In the following material, identify every line holding the string "ensemble" and return it.
━━━━━ Extracted information
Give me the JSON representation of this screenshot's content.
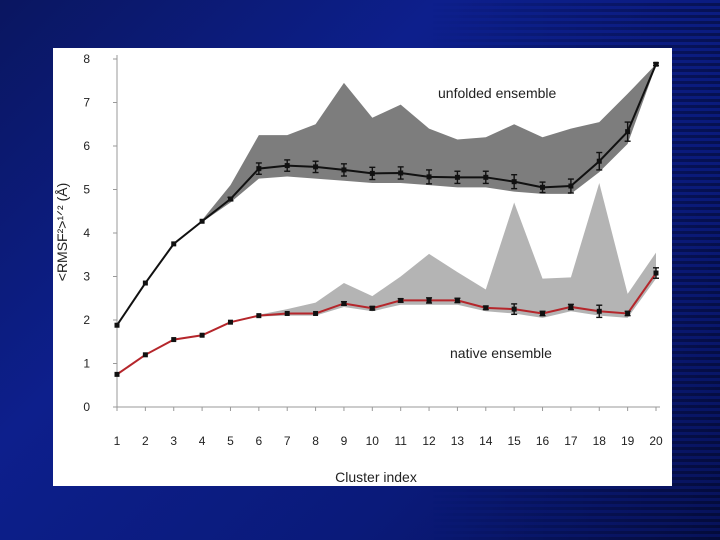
{
  "chart_data": {
    "type": "line",
    "xlabel": "Cluster index",
    "ylabel": "<RMSF²>¹ᐟ² (Å)",
    "ylim": [
      0,
      8
    ],
    "yticks": [
      0,
      1,
      2,
      3,
      4,
      5,
      6,
      7,
      8
    ],
    "x": [
      1,
      2,
      3,
      4,
      5,
      6,
      7,
      8,
      9,
      10,
      11,
      12,
      13,
      14,
      15,
      16,
      17,
      18,
      19,
      20
    ],
    "grid": false,
    "annotations": [
      "unfolded ensemble",
      "native ensemble"
    ],
    "series": [
      {
        "color": "#111111",
        "values": [
          1.88,
          2.85,
          3.75,
          4.27,
          4.78,
          5.48,
          5.55,
          5.52,
          5.45,
          5.37,
          5.38,
          5.29,
          5.28,
          5.28,
          5.18,
          5.05,
          5.08,
          5.65,
          6.33,
          7.88
        ],
        "errors": [
          0,
          0,
          0,
          0,
          0.04,
          0.13,
          0.13,
          0.13,
          0.14,
          0.14,
          0.14,
          0.16,
          0.14,
          0.14,
          0.16,
          0.12,
          0.16,
          0.2,
          0.22,
          0.03
        ],
        "band_upper": [
          1.88,
          2.85,
          3.75,
          4.3,
          5.1,
          6.25,
          6.25,
          6.5,
          7.45,
          6.65,
          6.95,
          6.4,
          6.15,
          6.2,
          6.5,
          6.2,
          6.4,
          6.55,
          7.2,
          7.88
        ],
        "band_lower": [
          1.88,
          2.85,
          3.75,
          4.25,
          4.7,
          5.25,
          5.3,
          5.25,
          5.2,
          5.15,
          5.15,
          5.1,
          5.05,
          5.05,
          4.95,
          4.9,
          4.9,
          5.4,
          6.05,
          7.85
        ],
        "band_color": "#7d7d7d"
      },
      {
        "color": "#b5262b",
        "values": [
          0.75,
          1.2,
          1.55,
          1.65,
          1.95,
          2.1,
          2.15,
          2.15,
          2.38,
          2.27,
          2.45,
          2.45,
          2.45,
          2.28,
          2.25,
          2.15,
          2.3,
          2.2,
          2.15,
          3.08
        ],
        "errors": [
          0,
          0,
          0,
          0,
          0,
          0,
          0,
          0,
          0.04,
          0.04,
          0.04,
          0.06,
          0.05,
          0.04,
          0.12,
          0.05,
          0.06,
          0.14,
          0.05,
          0.12
        ],
        "band_upper": [
          0.75,
          1.2,
          1.55,
          1.65,
          1.95,
          2.12,
          2.25,
          2.4,
          2.85,
          2.55,
          3.0,
          3.52,
          3.1,
          2.7,
          4.7,
          2.95,
          2.98,
          5.15,
          2.6,
          3.55
        ],
        "band_lower": [
          0.75,
          1.2,
          1.55,
          1.65,
          1.95,
          2.08,
          2.1,
          2.1,
          2.3,
          2.2,
          2.35,
          2.35,
          2.35,
          2.2,
          2.15,
          2.05,
          2.2,
          2.1,
          2.05,
          2.95
        ],
        "band_color": "#b4b4b4"
      }
    ]
  }
}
━━━━━━━━━━
Correct output:
      "unfolded ensemble",
      "native ensemble"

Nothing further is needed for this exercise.